» **Written instruction**
Locate each line in the records containing "date". Copy it.
━━━ Input rows ━━━
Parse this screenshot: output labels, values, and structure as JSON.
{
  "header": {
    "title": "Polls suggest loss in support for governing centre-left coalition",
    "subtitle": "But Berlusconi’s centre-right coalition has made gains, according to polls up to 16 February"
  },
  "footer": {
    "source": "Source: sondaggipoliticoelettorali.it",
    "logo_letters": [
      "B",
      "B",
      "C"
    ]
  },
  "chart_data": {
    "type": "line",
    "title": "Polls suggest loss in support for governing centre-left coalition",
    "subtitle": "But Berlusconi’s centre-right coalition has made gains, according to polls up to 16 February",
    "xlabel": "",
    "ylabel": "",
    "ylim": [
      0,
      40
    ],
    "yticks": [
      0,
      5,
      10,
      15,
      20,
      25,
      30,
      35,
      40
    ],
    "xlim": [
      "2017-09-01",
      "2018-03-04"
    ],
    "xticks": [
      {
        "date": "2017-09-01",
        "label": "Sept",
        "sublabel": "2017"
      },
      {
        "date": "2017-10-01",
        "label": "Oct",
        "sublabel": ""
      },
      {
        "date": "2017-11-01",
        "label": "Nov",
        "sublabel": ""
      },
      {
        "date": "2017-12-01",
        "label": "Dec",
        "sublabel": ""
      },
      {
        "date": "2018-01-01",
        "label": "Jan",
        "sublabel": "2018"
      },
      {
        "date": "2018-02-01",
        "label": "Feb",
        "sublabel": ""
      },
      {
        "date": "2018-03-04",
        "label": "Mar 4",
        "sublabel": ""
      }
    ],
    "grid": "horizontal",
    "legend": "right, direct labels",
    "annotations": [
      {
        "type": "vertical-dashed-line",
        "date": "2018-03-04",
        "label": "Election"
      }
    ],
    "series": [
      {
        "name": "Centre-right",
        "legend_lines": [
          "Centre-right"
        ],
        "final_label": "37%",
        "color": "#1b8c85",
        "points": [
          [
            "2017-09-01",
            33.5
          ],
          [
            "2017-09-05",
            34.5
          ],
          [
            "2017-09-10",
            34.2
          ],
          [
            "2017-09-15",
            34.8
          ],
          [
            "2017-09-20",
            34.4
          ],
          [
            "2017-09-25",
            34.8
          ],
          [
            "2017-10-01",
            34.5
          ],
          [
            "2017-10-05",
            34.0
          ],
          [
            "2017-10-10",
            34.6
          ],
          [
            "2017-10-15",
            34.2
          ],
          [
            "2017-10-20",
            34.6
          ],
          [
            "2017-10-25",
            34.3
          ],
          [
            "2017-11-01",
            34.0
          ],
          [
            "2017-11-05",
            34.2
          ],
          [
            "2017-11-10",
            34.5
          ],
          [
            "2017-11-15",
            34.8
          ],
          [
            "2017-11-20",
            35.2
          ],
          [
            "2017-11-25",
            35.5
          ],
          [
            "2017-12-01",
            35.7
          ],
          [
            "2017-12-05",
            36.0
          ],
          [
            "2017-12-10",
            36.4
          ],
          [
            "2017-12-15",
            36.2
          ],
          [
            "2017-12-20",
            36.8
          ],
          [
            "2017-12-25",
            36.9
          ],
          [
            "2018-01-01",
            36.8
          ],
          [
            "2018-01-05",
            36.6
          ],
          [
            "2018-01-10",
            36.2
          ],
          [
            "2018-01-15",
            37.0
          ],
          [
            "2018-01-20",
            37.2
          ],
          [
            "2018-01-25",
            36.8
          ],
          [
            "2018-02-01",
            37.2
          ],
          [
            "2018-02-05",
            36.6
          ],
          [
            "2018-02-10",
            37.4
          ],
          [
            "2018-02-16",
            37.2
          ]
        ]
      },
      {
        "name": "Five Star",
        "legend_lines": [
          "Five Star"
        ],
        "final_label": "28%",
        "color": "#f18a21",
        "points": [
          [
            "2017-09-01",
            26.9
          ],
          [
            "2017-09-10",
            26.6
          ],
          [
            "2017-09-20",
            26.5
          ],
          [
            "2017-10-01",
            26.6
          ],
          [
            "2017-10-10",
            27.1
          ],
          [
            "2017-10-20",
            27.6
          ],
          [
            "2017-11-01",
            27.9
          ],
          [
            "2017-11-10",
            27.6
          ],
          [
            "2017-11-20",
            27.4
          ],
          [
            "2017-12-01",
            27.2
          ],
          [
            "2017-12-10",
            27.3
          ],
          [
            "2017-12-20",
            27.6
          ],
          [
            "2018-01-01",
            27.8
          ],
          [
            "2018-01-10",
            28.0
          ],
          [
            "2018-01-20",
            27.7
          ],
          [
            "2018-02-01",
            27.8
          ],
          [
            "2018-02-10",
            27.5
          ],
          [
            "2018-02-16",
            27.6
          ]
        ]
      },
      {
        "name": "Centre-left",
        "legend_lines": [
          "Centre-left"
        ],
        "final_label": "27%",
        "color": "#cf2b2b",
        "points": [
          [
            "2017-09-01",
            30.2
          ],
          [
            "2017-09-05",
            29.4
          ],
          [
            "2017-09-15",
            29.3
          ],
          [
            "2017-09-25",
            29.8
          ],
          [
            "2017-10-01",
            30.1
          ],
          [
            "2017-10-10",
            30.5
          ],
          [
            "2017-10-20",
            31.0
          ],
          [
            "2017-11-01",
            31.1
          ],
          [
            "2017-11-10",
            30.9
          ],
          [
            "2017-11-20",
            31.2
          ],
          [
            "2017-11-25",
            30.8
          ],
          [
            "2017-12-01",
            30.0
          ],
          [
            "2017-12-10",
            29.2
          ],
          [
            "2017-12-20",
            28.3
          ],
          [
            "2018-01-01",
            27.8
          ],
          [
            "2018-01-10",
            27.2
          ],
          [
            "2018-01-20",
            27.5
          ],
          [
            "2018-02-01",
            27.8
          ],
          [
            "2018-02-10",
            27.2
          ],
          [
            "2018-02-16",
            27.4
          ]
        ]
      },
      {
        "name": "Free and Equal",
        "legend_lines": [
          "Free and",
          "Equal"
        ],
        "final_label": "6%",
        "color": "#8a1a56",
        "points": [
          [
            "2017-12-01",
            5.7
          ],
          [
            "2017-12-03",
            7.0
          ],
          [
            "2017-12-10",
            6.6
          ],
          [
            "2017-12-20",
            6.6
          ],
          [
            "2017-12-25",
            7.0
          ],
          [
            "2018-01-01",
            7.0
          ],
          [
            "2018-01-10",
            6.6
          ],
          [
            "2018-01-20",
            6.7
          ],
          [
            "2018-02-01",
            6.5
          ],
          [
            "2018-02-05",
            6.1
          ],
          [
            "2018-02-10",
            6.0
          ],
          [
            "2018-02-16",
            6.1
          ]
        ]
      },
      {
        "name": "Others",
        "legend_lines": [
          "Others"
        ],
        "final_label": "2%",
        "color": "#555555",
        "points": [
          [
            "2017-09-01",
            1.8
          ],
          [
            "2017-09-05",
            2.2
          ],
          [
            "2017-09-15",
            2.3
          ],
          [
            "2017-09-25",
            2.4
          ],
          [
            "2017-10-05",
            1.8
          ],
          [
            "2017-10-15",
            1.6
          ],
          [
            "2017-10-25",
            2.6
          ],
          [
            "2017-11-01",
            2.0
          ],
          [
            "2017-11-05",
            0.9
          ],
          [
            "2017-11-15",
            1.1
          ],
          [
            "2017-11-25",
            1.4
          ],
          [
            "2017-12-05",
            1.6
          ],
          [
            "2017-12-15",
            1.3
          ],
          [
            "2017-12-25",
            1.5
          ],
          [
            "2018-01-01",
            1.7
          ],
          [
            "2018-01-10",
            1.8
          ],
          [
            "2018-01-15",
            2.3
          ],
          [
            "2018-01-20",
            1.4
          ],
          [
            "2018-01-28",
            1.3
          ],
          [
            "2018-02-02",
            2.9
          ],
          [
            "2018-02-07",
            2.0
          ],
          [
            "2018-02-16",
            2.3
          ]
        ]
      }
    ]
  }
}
━━━
» **Output for this task**
        "date": "2017-09-01",
        "date": "2017-10-01",
        "date": "2017-11-01",
        "date": "2017-12-01",
        "date": "2018-01-01",
        "date": "2018-02-01",
        "date": "2018-03-04",
        "date": "2018-03-04",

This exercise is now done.